● **TASK INPUTS**

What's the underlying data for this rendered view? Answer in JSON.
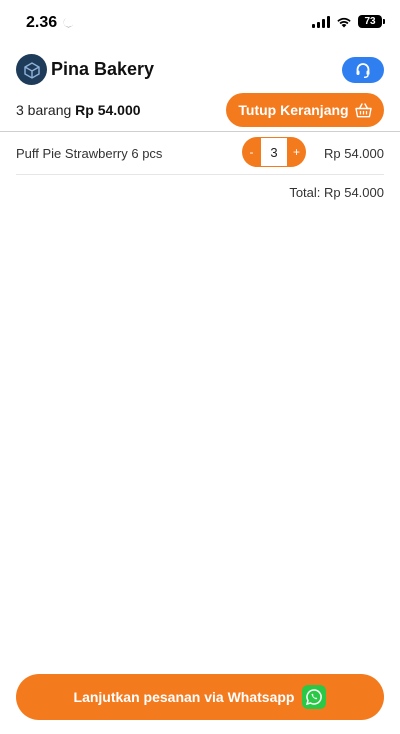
{
  "status_bar": {
    "time": "2.36",
    "battery": "73",
    "moon_icon": "moon-icon",
    "signal_icon": "signal-icon",
    "wifi_icon": "wifi-icon"
  },
  "header": {
    "store_name": "Pina Bakery",
    "logo_icon": "bakery-logo-icon",
    "support_icon": "headset-icon"
  },
  "summary": {
    "item_count": "3 barang",
    "total": "Rp 54.000",
    "close_cart_label": "Tutup Keranjang",
    "close_cart_icon": "basket-icon"
  },
  "cart": {
    "items": [
      {
        "name": "Puff Pie Strawberry 6 pcs",
        "decrement": "-",
        "quantity": "3",
        "increment": "+",
        "price": "Rp 54.000"
      }
    ],
    "total_label": "Total: Rp 54.000"
  },
  "cta": {
    "label": "Lanjutkan pesanan via Whatsapp",
    "icon": "whatsapp-icon"
  },
  "colors": {
    "accent": "#f47a1e",
    "support": "#2f7ff0",
    "whatsapp": "#29c847",
    "logo_bg": "#1f3b5a"
  }
}
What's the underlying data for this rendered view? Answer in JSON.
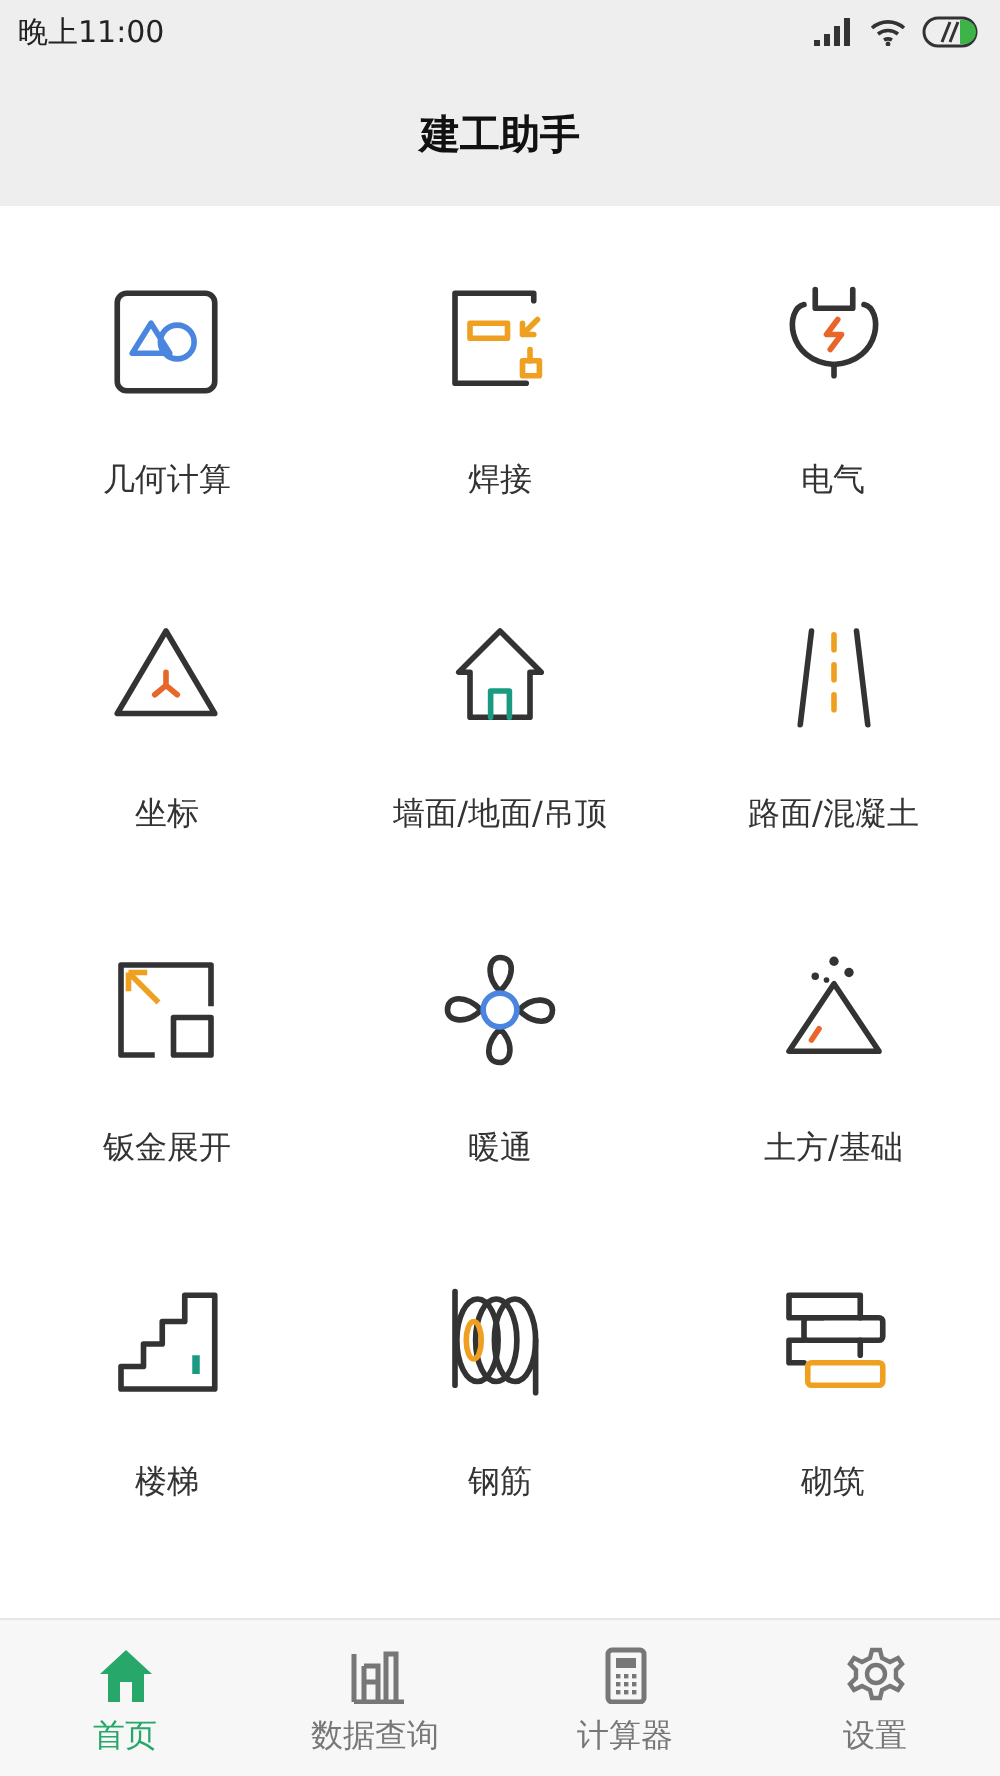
{
  "status_bar": {
    "time": "晚上11:00"
  },
  "header": {
    "title": "建工助手"
  },
  "tools": [
    {
      "label": "几何计算",
      "kind": "geometry"
    },
    {
      "label": "焊接",
      "kind": "welding"
    },
    {
      "label": "电气",
      "kind": "electric"
    },
    {
      "label": "坐标",
      "kind": "coordinate"
    },
    {
      "label": "墙面/地面/吊顶",
      "kind": "house"
    },
    {
      "label": "路面/混凝土",
      "kind": "road"
    },
    {
      "label": "钣金展开",
      "kind": "sheet"
    },
    {
      "label": "暖通",
      "kind": "fan"
    },
    {
      "label": "土方/基础",
      "kind": "earth"
    },
    {
      "label": "楼梯",
      "kind": "stairs"
    },
    {
      "label": "钢筋",
      "kind": "rebar"
    },
    {
      "label": "砌筑",
      "kind": "masonry"
    }
  ],
  "bottom_nav": [
    {
      "label": "首页",
      "kind": "home",
      "selected": true
    },
    {
      "label": "数据查询",
      "kind": "books",
      "selected": false
    },
    {
      "label": "计算器",
      "kind": "calculator",
      "selected": false
    },
    {
      "label": "设置",
      "kind": "settings",
      "selected": false
    }
  ]
}
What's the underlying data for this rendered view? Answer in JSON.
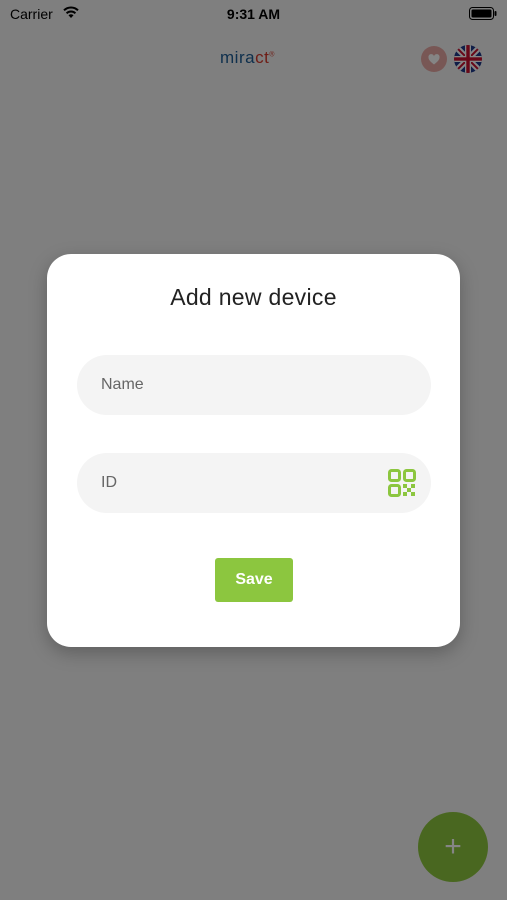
{
  "status_bar": {
    "carrier": "Carrier",
    "time": "9:31 AM"
  },
  "header": {
    "logo_part1": "mira",
    "logo_part2": "ct",
    "logo_mark": "®",
    "language_flag_icon": "uk-flag-icon",
    "badge_icon": "heart-icon"
  },
  "dialog": {
    "title": "Add new device",
    "name_placeholder": "Name",
    "id_placeholder": "ID",
    "scan_icon": "qr-code-icon",
    "save_label": "Save"
  },
  "fab": {
    "icon": "plus-icon",
    "label": "+"
  },
  "colors": {
    "accent_green": "#8cc63f",
    "logo_blue": "#1d5c95",
    "logo_red": "#d4392b",
    "field_bg": "#f4f4f4"
  }
}
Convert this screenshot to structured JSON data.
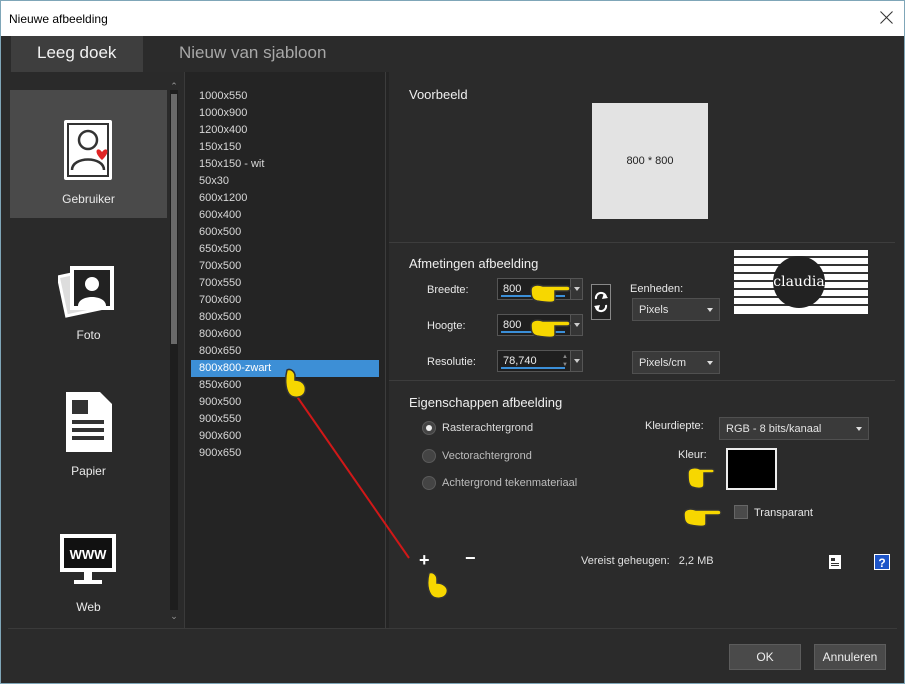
{
  "window": {
    "title": "Nieuwe afbeelding"
  },
  "tabs": [
    {
      "label": "Leeg doek"
    },
    {
      "label": "Nieuw van sjabloon"
    }
  ],
  "sidebar": {
    "items": [
      {
        "label": "Gebruiker",
        "icon": "user-heart-icon"
      },
      {
        "label": "Foto",
        "icon": "photo-icon"
      },
      {
        "label": "Papier",
        "icon": "document-icon"
      },
      {
        "label": "Web",
        "icon": "www-monitor-icon"
      }
    ]
  },
  "templates": {
    "items": [
      "1000x550",
      "1000x900",
      "1200x400",
      "150x150",
      "150x150 - wit",
      "50x30",
      "600x1200",
      "600x400",
      "600x500",
      "650x500",
      "700x500",
      "700x550",
      "700x600",
      "800x500",
      "800x600",
      "800x650",
      "800x800-zwart",
      "850x600",
      "900x500",
      "900x550",
      "900x600",
      "900x650"
    ],
    "selected": "800x800-zwart"
  },
  "preview": {
    "title": "Voorbeeld",
    "text": "800 * 800"
  },
  "dimensions": {
    "title": "Afmetingen afbeelding",
    "width_label": "Breedte:",
    "width_value": "800",
    "height_label": "Hoogte:",
    "height_value": "800",
    "resolution_label": "Resolutie:",
    "resolution_value": "78,740",
    "units_label": "Eenheden:",
    "units_value": "Pixels",
    "res_units_value": "Pixels/cm"
  },
  "logo": {
    "text": "claudia"
  },
  "properties": {
    "title": "Eigenschappen afbeelding",
    "radios": [
      {
        "label": "Rasterachtergrond",
        "selected": true
      },
      {
        "label": "Vectorachtergrond",
        "selected": false
      },
      {
        "label": "Achtergrond tekenmateriaal",
        "selected": false
      }
    ],
    "color_depth_label": "Kleurdiepte:",
    "color_depth_value": "RGB - 8 bits/kanaal",
    "color_label": "Kleur:",
    "color_value": "#000000",
    "transparent_label": "Transparant"
  },
  "memory": {
    "label": "Vereist geheugen:",
    "value": "2,2 MB"
  },
  "footer": {
    "ok_label": "OK",
    "cancel_label": "Annuleren"
  },
  "colors": {
    "accent": "#3d8fd6",
    "hand": "#f7d700"
  }
}
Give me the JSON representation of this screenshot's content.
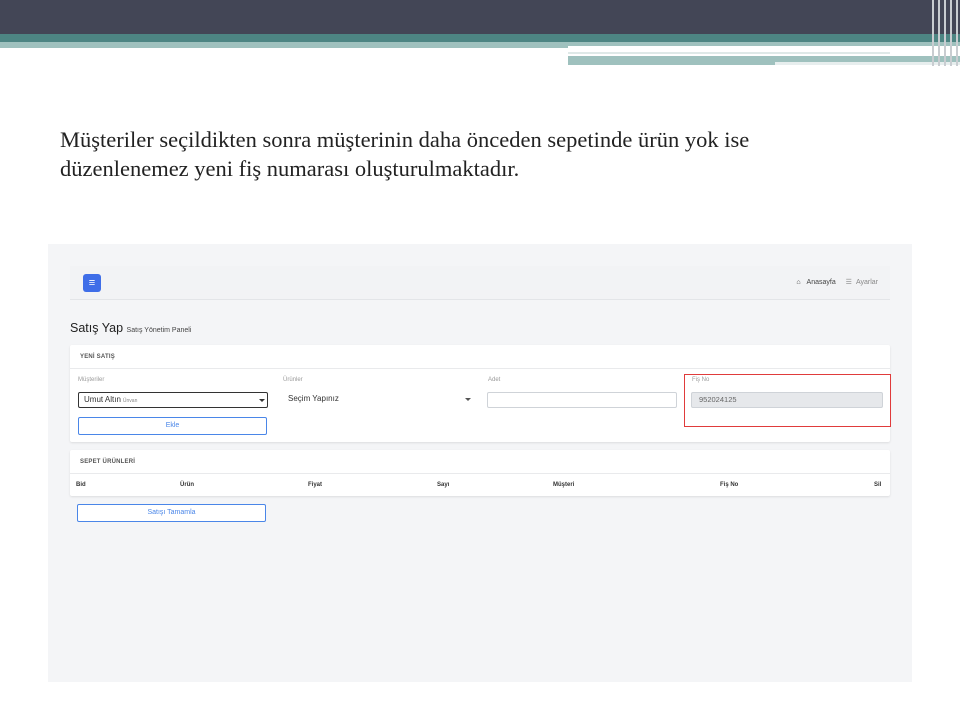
{
  "slide": {
    "caption_line1": "Müşteriler seçildikten sonra müşterinin daha önceden sepetinde ürün yok ise",
    "caption_line2": "düzenlenemez yeni fiş numarası oluşturulmaktadır."
  },
  "navbar": {
    "menu_icon": "hamburger-icon",
    "home_icon": "home-icon",
    "home_label": "Anasayfa",
    "settings_icon": "list-icon",
    "settings_label": "Ayarlar"
  },
  "page": {
    "title": "Satış Yap",
    "subtitle": "Satış Yönetim Paneli"
  },
  "new_sale": {
    "header": "YENİ SATIŞ",
    "customer_label": "Müşteriler",
    "customer_value": "Umut Altın",
    "customer_value_suffix": "Ünvan",
    "product_label": "Ürünler",
    "product_value": "Seçim Yapınız",
    "quantity_label": "Adet",
    "quantity_value": "",
    "receipt_label": "Fiş No",
    "receipt_value": "952024125",
    "add_button": "Ekle"
  },
  "cart": {
    "header": "SEPET ÜRÜNLERİ",
    "columns": [
      "Bid",
      "Ürün",
      "Fiyat",
      "Sayı",
      "Müşteri",
      "Fiş No",
      "Sil"
    ]
  },
  "complete_button": "Satışı Tamamla",
  "colors": {
    "accent": "#3f6ee8",
    "button_outline": "#4a86e8",
    "highlight": "#e03b3b"
  }
}
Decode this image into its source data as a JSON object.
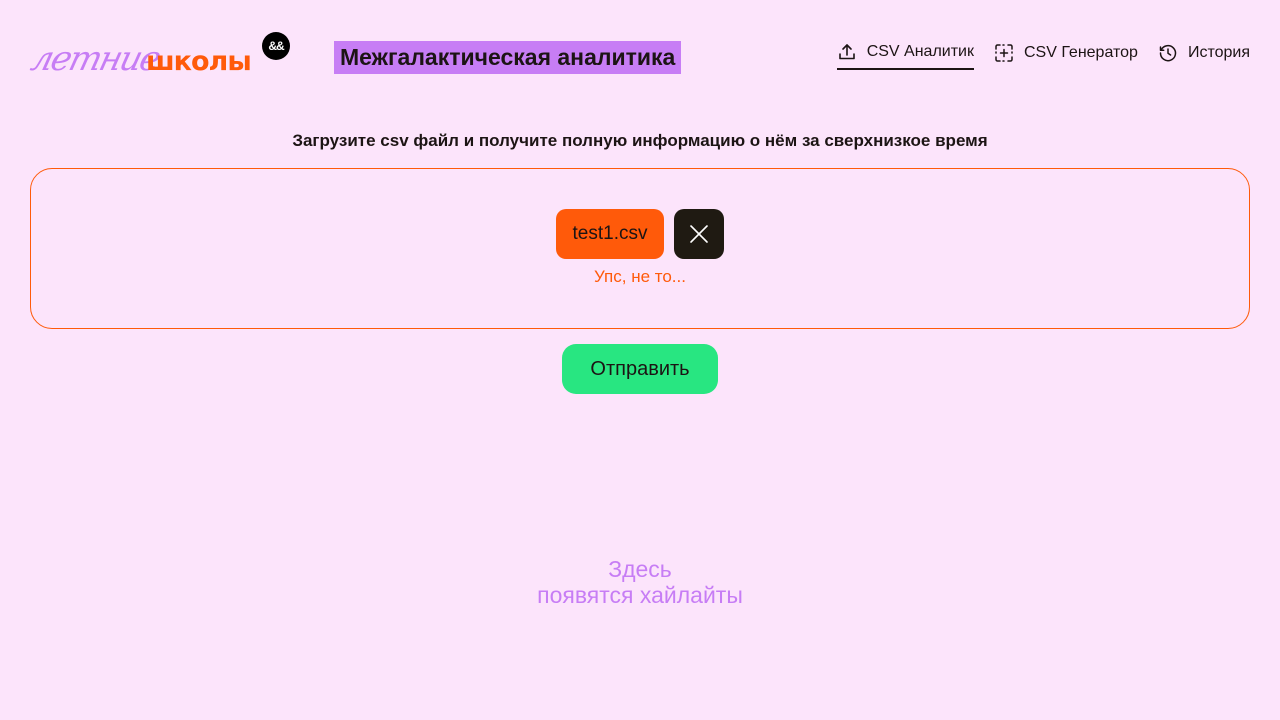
{
  "header": {
    "logo": {
      "part1": "летние",
      "part2": "школы",
      "badge": "&&"
    },
    "app_title": "Межгалактическая аналитика",
    "nav": [
      {
        "label": "CSV Аналитик",
        "icon": "upload-icon",
        "active": true
      },
      {
        "label": "CSV Генератор",
        "icon": "generate-icon",
        "active": false
      },
      {
        "label": "История",
        "icon": "history-icon",
        "active": false
      }
    ]
  },
  "main": {
    "subtitle": "Загрузите csv файл и получите полную информацию о нём за сверхнизкое время",
    "upload": {
      "file_name": "test1.csv",
      "remove_icon": "close-icon",
      "error": "Упс, не то..."
    },
    "submit_label": "Отправить",
    "highlights": {
      "line1": "Здесь",
      "line2": "появятся хайлайты"
    }
  },
  "colors": {
    "background": "#fce4fb",
    "accent_purple": "#c77df5",
    "accent_orange": "#ff5a0a",
    "accent_green": "#28e681",
    "dark": "#1f1a12"
  }
}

● **WHAT YOU SHOULD DO**
Give the data above again in full and unchanged, skipping the pictures.

● **OUTPUT FOR THIS EXERCISE**
What's the underlying data for this rendered view? Answer in JSON.
{
  "status_bar": {
    "time": "2.36",
    "battery": "73",
    "moon_icon": "moon-icon",
    "signal_icon": "signal-icon",
    "wifi_icon": "wifi-icon"
  },
  "header": {
    "store_name": "Pina Bakery",
    "logo_icon": "bakery-logo-icon",
    "support_icon": "headset-icon"
  },
  "summary": {
    "item_count": "3 barang",
    "total": "Rp 54.000",
    "close_cart_label": "Tutup Keranjang",
    "close_cart_icon": "basket-icon"
  },
  "cart": {
    "items": [
      {
        "name": "Puff Pie Strawberry 6 pcs",
        "decrement": "-",
        "quantity": "3",
        "increment": "+",
        "price": "Rp 54.000"
      }
    ],
    "total_label": "Total: Rp 54.000"
  },
  "cta": {
    "label": "Lanjutkan pesanan via Whatsapp",
    "icon": "whatsapp-icon"
  },
  "colors": {
    "accent": "#f47a1e",
    "support": "#2f7ff0",
    "whatsapp": "#29c847",
    "logo_bg": "#1f3b5a"
  }
}
What's the underlying data for this rendered view? Answer in JSON.
{
  "status_bar": {
    "time": "晚上11:00"
  },
  "header": {
    "title": "建工助手"
  },
  "tools": [
    {
      "label": "几何计算",
      "kind": "geometry"
    },
    {
      "label": "焊接",
      "kind": "welding"
    },
    {
      "label": "电气",
      "kind": "electric"
    },
    {
      "label": "坐标",
      "kind": "coordinate"
    },
    {
      "label": "墙面/地面/吊顶",
      "kind": "house"
    },
    {
      "label": "路面/混凝土",
      "kind": "road"
    },
    {
      "label": "钣金展开",
      "kind": "sheet"
    },
    {
      "label": "暖通",
      "kind": "fan"
    },
    {
      "label": "土方/基础",
      "kind": "earth"
    },
    {
      "label": "楼梯",
      "kind": "stairs"
    },
    {
      "label": "钢筋",
      "kind": "rebar"
    },
    {
      "label": "砌筑",
      "kind": "masonry"
    }
  ],
  "bottom_nav": [
    {
      "label": "首页",
      "kind": "home",
      "selected": true
    },
    {
      "label": "数据查询",
      "kind": "books",
      "selected": false
    },
    {
      "label": "计算器",
      "kind": "calculator",
      "selected": false
    },
    {
      "label": "设置",
      "kind": "settings",
      "selected": false
    }
  ]
}
What's the underlying data for this rendered view? Answer in JSON.
{
  "status_bar": {
    "carrier": "Carrier",
    "time": "9:31 AM"
  },
  "header": {
    "logo_part1": "mira",
    "logo_part2": "ct",
    "logo_mark": "®",
    "language_flag_icon": "uk-flag-icon",
    "badge_icon": "heart-icon"
  },
  "dialog": {
    "title": "Add new device",
    "name_placeholder": "Name",
    "id_placeholder": "ID",
    "scan_icon": "qr-code-icon",
    "save_label": "Save"
  },
  "fab": {
    "icon": "plus-icon",
    "label": "+"
  },
  "colors": {
    "accent_green": "#8cc63f",
    "logo_blue": "#1d5c95",
    "logo_red": "#d4392b",
    "field_bg": "#f4f4f4"
  }
}
Convert this screenshot to structured JSON data.
{
  "window": {
    "title": "Nieuwe afbeelding"
  },
  "tabs": [
    {
      "label": "Leeg doek"
    },
    {
      "label": "Nieuw van sjabloon"
    }
  ],
  "sidebar": {
    "items": [
      {
        "label": "Gebruiker",
        "icon": "user-heart-icon"
      },
      {
        "label": "Foto",
        "icon": "photo-icon"
      },
      {
        "label": "Papier",
        "icon": "document-icon"
      },
      {
        "label": "Web",
        "icon": "www-monitor-icon"
      }
    ]
  },
  "templates": {
    "items": [
      "1000x550",
      "1000x900",
      "1200x400",
      "150x150",
      "150x150 - wit",
      "50x30",
      "600x1200",
      "600x400",
      "600x500",
      "650x500",
      "700x500",
      "700x550",
      "700x600",
      "800x500",
      "800x600",
      "800x650",
      "800x800-zwart",
      "850x600",
      "900x500",
      "900x550",
      "900x600",
      "900x650"
    ],
    "selected": "800x800-zwart"
  },
  "preview": {
    "title": "Voorbeeld",
    "text": "800 * 800"
  },
  "dimensions": {
    "title": "Afmetingen afbeelding",
    "width_label": "Breedte:",
    "width_value": "800",
    "height_label": "Hoogte:",
    "height_value": "800",
    "resolution_label": "Resolutie:",
    "resolution_value": "78,740",
    "units_label": "Eenheden:",
    "units_value": "Pixels",
    "res_units_value": "Pixels/cm"
  },
  "logo": {
    "text": "claudia"
  },
  "properties": {
    "title": "Eigenschappen afbeelding",
    "radios": [
      {
        "label": "Rasterachtergrond",
        "selected": true
      },
      {
        "label": "Vectorachtergrond",
        "selected": false
      },
      {
        "label": "Achtergrond tekenmateriaal",
        "selected": false
      }
    ],
    "color_depth_label": "Kleurdiepte:",
    "color_depth_value": "RGB - 8 bits/kanaal",
    "color_label": "Kleur:",
    "color_value": "#000000",
    "transparent_label": "Transparant"
  },
  "memory": {
    "label": "Vereist geheugen:",
    "value": "2,2 MB"
  },
  "footer": {
    "ok_label": "OK",
    "cancel_label": "Annuleren"
  },
  "colors": {
    "accent": "#3d8fd6",
    "hand": "#f7d700"
  }
}
Give me the JSON representation of this screenshot's content.
{
  "slide": {
    "caption_line1": "Müşteriler seçildikten sonra müşterinin daha önceden sepetinde ürün yok ise",
    "caption_line2": "düzenlenemez yeni fiş numarası oluşturulmaktadır."
  },
  "navbar": {
    "menu_icon": "hamburger-icon",
    "home_icon": "home-icon",
    "home_label": "Anasayfa",
    "settings_icon": "list-icon",
    "settings_label": "Ayarlar"
  },
  "page": {
    "title": "Satış Yap",
    "subtitle": "Satış Yönetim Paneli"
  },
  "new_sale": {
    "header": "YENİ SATIŞ",
    "customer_label": "Müşteriler",
    "customer_value": "Umut Altın",
    "customer_value_suffix": "Ünvan",
    "product_label": "Ürünler",
    "product_value": "Seçim Yapınız",
    "quantity_label": "Adet",
    "quantity_value": "",
    "receipt_label": "Fiş No",
    "receipt_value": "952024125",
    "add_button": "Ekle"
  },
  "cart": {
    "header": "SEPET ÜRÜNLERİ",
    "columns": [
      "Bid",
      "Ürün",
      "Fiyat",
      "Sayı",
      "Müşteri",
      "Fiş No",
      "Sil"
    ]
  },
  "complete_button": "Satışı Tamamla",
  "colors": {
    "accent": "#3f6ee8",
    "button_outline": "#4a86e8",
    "highlight": "#e03b3b"
  }
}
Decode this image into its source data as a JSON object.
{
  "header": {
    "logo": {
      "part1": "летние",
      "part2": "школы",
      "badge": "&&"
    },
    "app_title": "Межгалактическая аналитика",
    "nav": [
      {
        "label": "CSV Аналитик",
        "icon": "upload-icon",
        "active": true
      },
      {
        "label": "CSV Генератор",
        "icon": "generate-icon",
        "active": false
      },
      {
        "label": "История",
        "icon": "history-icon",
        "active": false
      }
    ]
  },
  "main": {
    "subtitle": "Загрузите csv файл и получите полную информацию о нём за сверхнизкое время",
    "upload": {
      "file_name": "test1.csv",
      "remove_icon": "close-icon",
      "error": "Упс, не то..."
    },
    "submit_label": "Отправить",
    "highlights": {
      "line1": "Здесь",
      "line2": "появятся хайлайты"
    }
  },
  "colors": {
    "background": "#fce4fb",
    "accent_purple": "#c77df5",
    "accent_orange": "#ff5a0a",
    "accent_green": "#28e681",
    "dark": "#1f1a12"
  }
}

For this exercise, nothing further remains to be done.